start
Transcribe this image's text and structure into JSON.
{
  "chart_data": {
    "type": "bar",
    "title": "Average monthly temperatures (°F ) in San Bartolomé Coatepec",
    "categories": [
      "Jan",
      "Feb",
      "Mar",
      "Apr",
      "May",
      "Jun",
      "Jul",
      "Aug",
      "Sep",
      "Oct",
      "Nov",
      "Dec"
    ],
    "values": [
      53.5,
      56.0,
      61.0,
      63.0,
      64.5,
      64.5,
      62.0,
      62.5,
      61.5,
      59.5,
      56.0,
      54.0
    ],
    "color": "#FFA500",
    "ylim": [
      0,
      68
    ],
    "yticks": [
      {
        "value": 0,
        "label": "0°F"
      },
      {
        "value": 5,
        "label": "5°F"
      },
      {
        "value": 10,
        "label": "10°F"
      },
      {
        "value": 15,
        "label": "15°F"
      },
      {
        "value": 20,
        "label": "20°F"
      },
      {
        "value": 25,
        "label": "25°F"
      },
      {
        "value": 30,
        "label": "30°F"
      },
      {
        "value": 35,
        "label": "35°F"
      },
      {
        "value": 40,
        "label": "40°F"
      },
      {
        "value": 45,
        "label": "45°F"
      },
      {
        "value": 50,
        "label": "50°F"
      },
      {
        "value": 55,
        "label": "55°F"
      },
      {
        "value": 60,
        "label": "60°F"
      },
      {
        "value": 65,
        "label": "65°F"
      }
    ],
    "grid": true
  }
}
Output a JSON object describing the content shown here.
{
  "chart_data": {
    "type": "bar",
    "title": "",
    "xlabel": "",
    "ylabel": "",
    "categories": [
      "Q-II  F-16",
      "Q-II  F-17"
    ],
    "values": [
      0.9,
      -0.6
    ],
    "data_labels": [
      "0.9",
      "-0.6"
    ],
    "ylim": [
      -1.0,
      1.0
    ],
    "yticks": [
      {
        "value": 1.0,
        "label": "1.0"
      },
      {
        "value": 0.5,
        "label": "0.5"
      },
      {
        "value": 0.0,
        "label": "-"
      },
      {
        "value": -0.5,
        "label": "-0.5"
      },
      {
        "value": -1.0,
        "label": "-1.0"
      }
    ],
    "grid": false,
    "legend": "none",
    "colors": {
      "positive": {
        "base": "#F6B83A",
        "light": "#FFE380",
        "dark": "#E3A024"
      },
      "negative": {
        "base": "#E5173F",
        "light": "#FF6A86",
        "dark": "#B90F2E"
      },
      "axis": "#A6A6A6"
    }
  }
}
end
Reproduce every record, matching each line exactly.

Transcribe this image's text and structure into JSON.
{
  "chart_data": {
    "type": "bar",
    "title": "Average monthly temperatures (°F ) in San Bartolomé Coatepec",
    "categories": [
      "Jan",
      "Feb",
      "Mar",
      "Apr",
      "May",
      "Jun",
      "Jul",
      "Aug",
      "Sep",
      "Oct",
      "Nov",
      "Dec"
    ],
    "values": [
      53.5,
      56.0,
      61.0,
      63.0,
      64.5,
      64.5,
      62.0,
      62.5,
      61.5,
      59.5,
      56.0,
      54.0
    ],
    "color": "#FFA500",
    "ylim": [
      0,
      68
    ],
    "yticks": [
      {
        "value": 0,
        "label": "0°F"
      },
      {
        "value": 5,
        "label": "5°F"
      },
      {
        "value": 10,
        "label": "10°F"
      },
      {
        "value": 15,
        "label": "15°F"
      },
      {
        "value": 20,
        "label": "20°F"
      },
      {
        "value": 25,
        "label": "25°F"
      },
      {
        "value": 30,
        "label": "30°F"
      },
      {
        "value": 35,
        "label": "35°F"
      },
      {
        "value": 40,
        "label": "40°F"
      },
      {
        "value": 45,
        "label": "45°F"
      },
      {
        "value": 50,
        "label": "50°F"
      },
      {
        "value": 55,
        "label": "55°F"
      },
      {
        "value": 60,
        "label": "60°F"
      },
      {
        "value": 65,
        "label": "65°F"
      }
    ],
    "grid": true
  }
}
Output a JSON object describing the content shown here.
{
  "chart_data": {
    "type": "bar",
    "title": "",
    "xlabel": "",
    "ylabel": "",
    "categories": [
      "Q-II  F-16",
      "Q-II  F-17"
    ],
    "values": [
      0.9,
      -0.6
    ],
    "data_labels": [
      "0.9",
      "-0.6"
    ],
    "ylim": [
      -1.0,
      1.0
    ],
    "yticks": [
      {
        "value": 1.0,
        "label": "1.0"
      },
      {
        "value": 0.5,
        "label": "0.5"
      },
      {
        "value": 0.0,
        "label": "-"
      },
      {
        "value": -0.5,
        "label": "-0.5"
      },
      {
        "value": -1.0,
        "label": "-1.0"
      }
    ],
    "grid": false,
    "legend": "none",
    "colors": {
      "positive": {
        "base": "#F6B83A",
        "light": "#FFE380",
        "dark": "#E3A024"
      },
      "negative": {
        "base": "#E5173F",
        "light": "#FF6A86",
        "dark": "#B90F2E"
      },
      "axis": "#A6A6A6"
    }
  }
}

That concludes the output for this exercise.